[EXERCISE BRIEF] Lines containing the word "mellem" should be extracted in full.

[Dataset items]
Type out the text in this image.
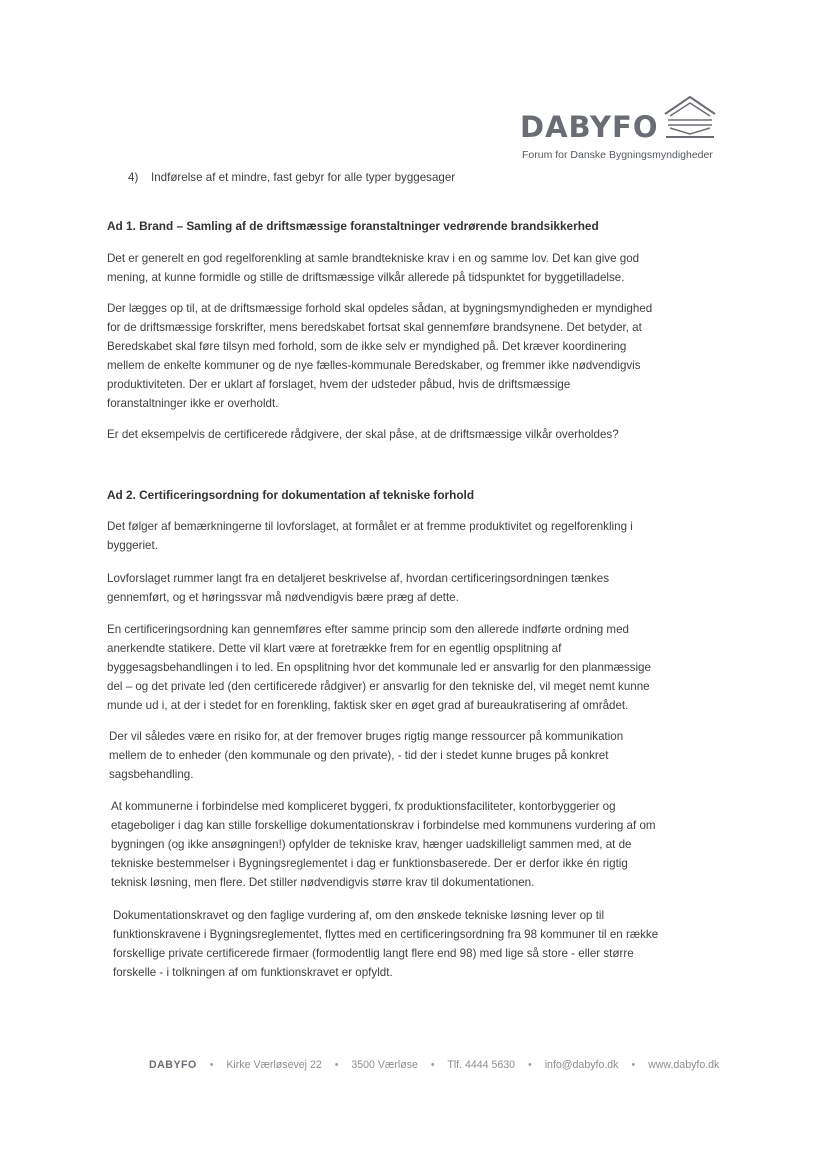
DABYFO
Forum for Danske Bygningsmyndigheder
4) Indførelse af et mindre, fast gebyr for alle typer byggesager
Ad 1. Brand – Samling af de driftsmæssige foranstaltninger vedrørende brandsikkerhed
Det er generelt en god regelforenkling at samle brandtekniske krav i en og samme lov. Det kan give god
mening, at kunne formidle og stille de driftsmæssige vilkår allerede på tidspunktet for byggetilladelse.
Der lægges op til, at de driftsmæssige forhold skal opdeles sådan, at bygningsmyndigheden er myndighed
for de driftsmæssige forskrifter, mens beredskabet fortsat skal gennemføre brandsynene. Det betyder, at
Beredskabet skal føre tilsyn med forhold, som de ikke selv er myndighed på. Det kræver koordinering
mellem de enkelte kommuner og de nye fælles-kommunale Beredskaber, og fremmer ikke nødvendigvis
produktiviteten. Der er uklart af forslaget, hvem der udsteder påbud, hvis de driftsmæssige
foranstaltninger ikke er overholdt.
Er det eksempelvis de certificerede rådgivere, der skal påse, at de driftsmæssige vilkår overholdes?
Ad 2. Certificeringsordning for dokumentation af tekniske forhold
Det følger af bemærkningerne til lovforslaget, at formålet er at fremme produktivitet og regelforenkling i
byggeriet.
Lovforslaget rummer langt fra en detaljeret beskrivelse af, hvordan certificeringsordningen tænkes
gennemført, og et høringssvar må nødvendigvis bære præg af dette.
En certificeringsordning kan gennemføres efter samme princip som den allerede indførte ordning med
anerkendte statikere. Dette vil klart være at foretrække frem for en egentlig opsplitning af
byggesagsbehandlingen i to led. En opsplitning hvor det kommunale led er ansvarlig for den planmæssige
del – og det private led (den certificerede rådgiver) er ansvarlig for den tekniske del, vil meget nemt kunne
munde ud i, at der i stedet for en forenkling, faktisk sker en øget grad af bureaukratisering af området.
Der vil således være en risiko for, at der fremover bruges rigtig mange ressourcer på kommunikation
mellem de to enheder (den kommunale og den private), - tid der i stedet kunne bruges på konkret
sagsbehandling.
At kommunerne i forbindelse med kompliceret byggeri, fx produktionsfaciliteter, kontorbyggerier og
etageboliger i dag kan stille forskellige dokumentationskrav i forbindelse med kommunens vurdering af om
bygningen (og ikke ansøgningen!) opfylder de tekniske krav, hænger uadskilleligt sammen med, at de
tekniske bestemmelser i Bygningsreglementet i dag er funktionsbaserede. Der er derfor ikke én rigtig
teknisk løsning, men flere. Det stiller nødvendigvis større krav til dokumentationen.
Dokumentationskravet og den faglige vurdering af, om den ønskede tekniske løsning lever op til
funktionskravene i Bygningsreglementet, flyttes med en certificeringsordning fra 98 kommuner til en række
forskellige private certificerede firmaer (formodentlig langt flere end 98) med lige så store - eller større
forskelle - i tolkningen af om funktionskravet er opfyldt.
DABYFO • Kirke Værløsevej 22 • 3500 Værløse • Tlf. 4444 5630 • info@dabyfo.dk • www.dabyfo.dk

[THE COMPLETED TASK]
mellem de enkelte kommuner og de nye fælles-kommunale Beredskaber, og fremmer ikke nødvendigvis
mellem de to enheder (den kommunale og den private), - tid der i stedet kunne bruges på konkret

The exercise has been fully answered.